◆ **WRITTEN PROBLEM**
Scan the listing below. Report each line that includes "nlockdown".

◆ **EXTRACTED MATERIAL**
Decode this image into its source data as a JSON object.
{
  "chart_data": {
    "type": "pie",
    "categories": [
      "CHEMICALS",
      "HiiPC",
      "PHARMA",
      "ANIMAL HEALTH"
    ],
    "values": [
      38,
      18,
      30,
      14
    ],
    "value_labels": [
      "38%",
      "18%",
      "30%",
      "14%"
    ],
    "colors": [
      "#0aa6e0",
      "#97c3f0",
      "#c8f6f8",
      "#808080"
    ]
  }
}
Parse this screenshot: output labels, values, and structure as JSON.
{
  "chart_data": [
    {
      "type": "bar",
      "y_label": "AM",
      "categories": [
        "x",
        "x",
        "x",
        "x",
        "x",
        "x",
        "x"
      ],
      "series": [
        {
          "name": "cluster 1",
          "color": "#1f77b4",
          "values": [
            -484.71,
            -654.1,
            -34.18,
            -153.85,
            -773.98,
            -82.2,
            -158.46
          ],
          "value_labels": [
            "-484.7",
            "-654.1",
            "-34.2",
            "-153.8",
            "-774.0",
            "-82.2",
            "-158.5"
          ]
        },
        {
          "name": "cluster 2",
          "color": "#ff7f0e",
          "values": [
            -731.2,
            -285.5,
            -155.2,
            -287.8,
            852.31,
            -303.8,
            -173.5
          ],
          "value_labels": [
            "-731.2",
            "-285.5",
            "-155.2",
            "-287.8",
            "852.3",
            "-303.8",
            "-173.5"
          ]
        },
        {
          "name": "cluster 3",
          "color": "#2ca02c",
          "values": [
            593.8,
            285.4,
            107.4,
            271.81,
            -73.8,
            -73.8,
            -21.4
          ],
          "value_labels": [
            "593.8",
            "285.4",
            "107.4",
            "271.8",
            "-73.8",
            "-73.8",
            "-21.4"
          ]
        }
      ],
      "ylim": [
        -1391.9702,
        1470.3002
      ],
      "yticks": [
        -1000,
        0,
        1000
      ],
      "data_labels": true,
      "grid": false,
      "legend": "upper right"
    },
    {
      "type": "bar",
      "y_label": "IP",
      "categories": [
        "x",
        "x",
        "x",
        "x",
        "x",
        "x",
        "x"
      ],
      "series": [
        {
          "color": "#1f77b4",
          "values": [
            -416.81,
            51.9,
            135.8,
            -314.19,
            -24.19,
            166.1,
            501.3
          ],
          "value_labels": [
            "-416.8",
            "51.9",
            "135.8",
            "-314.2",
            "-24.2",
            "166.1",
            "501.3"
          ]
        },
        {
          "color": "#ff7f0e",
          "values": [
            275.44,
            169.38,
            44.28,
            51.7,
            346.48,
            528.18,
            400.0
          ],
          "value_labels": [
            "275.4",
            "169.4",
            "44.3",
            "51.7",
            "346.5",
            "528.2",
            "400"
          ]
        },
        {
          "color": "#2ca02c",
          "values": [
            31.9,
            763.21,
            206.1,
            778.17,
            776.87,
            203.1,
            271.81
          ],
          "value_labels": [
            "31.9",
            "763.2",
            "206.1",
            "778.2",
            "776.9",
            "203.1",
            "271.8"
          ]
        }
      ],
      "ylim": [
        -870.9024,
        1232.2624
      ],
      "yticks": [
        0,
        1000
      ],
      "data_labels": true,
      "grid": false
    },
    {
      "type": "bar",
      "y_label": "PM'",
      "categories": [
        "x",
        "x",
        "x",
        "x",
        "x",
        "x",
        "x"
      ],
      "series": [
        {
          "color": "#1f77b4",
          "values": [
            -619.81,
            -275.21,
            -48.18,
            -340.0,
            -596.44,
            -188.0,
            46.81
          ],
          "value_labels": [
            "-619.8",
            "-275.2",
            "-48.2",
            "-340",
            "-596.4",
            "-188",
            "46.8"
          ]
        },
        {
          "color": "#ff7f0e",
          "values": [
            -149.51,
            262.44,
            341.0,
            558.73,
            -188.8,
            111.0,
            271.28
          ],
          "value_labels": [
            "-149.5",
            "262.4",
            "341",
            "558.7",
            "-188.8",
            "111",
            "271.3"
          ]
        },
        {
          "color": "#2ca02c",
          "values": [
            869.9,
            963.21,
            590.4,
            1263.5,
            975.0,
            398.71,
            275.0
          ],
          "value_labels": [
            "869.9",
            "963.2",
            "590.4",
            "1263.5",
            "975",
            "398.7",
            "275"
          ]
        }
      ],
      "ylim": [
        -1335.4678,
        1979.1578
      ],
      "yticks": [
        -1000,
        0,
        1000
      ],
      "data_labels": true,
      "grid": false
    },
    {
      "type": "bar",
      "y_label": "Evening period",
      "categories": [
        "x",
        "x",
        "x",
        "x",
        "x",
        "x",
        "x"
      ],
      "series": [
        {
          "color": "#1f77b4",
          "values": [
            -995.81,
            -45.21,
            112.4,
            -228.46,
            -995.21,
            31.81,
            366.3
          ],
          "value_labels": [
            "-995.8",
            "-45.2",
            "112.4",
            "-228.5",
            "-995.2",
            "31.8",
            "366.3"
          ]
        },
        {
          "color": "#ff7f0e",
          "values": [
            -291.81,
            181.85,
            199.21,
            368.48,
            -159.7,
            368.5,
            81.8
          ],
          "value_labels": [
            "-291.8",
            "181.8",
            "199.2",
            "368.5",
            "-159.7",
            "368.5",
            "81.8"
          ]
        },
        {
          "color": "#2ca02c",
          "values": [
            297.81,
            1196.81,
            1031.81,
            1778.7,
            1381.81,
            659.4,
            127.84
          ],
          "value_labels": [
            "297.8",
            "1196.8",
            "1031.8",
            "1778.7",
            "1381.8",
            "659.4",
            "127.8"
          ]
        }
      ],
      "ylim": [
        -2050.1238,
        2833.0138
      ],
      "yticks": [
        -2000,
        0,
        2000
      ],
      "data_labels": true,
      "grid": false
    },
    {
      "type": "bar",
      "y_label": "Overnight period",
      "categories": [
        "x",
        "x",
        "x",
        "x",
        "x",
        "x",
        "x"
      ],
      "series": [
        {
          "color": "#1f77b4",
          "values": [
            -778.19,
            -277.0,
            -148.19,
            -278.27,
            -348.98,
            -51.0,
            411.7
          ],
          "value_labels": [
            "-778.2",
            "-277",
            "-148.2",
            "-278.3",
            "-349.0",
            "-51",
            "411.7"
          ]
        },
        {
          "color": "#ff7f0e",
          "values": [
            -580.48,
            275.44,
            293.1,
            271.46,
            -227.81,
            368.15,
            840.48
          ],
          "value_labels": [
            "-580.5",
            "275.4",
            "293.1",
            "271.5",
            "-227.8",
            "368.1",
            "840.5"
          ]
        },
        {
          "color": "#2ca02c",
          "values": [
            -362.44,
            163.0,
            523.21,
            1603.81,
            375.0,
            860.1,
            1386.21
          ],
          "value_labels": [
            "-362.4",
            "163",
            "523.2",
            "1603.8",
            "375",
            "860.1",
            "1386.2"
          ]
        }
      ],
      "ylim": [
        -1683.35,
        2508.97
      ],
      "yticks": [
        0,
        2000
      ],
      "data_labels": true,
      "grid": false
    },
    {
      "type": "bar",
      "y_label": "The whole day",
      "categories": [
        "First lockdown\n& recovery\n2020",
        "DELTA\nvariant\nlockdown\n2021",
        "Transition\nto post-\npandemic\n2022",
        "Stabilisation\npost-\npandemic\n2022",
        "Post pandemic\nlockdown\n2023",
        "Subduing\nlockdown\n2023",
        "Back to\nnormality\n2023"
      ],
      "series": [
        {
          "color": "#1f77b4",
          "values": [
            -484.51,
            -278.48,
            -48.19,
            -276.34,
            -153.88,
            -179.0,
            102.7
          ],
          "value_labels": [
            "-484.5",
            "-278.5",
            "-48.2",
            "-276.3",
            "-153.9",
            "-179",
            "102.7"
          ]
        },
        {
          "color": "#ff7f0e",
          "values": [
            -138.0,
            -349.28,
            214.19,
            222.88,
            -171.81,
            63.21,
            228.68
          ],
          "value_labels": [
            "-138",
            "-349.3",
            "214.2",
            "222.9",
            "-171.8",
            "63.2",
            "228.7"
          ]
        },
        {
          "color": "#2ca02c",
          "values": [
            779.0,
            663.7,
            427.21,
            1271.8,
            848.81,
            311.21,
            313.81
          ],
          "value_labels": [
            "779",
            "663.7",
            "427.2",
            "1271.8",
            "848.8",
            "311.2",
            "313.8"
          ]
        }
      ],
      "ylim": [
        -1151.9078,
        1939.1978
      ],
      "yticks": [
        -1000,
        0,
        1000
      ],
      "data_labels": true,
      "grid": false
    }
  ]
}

◆ **WRITTEN SOLUTION**
        "DELTA\nvariant\nlockdown\n2021",
        "Post pandemic\nlockdown\n2023",
        "Subduing\nlockdown\n2023",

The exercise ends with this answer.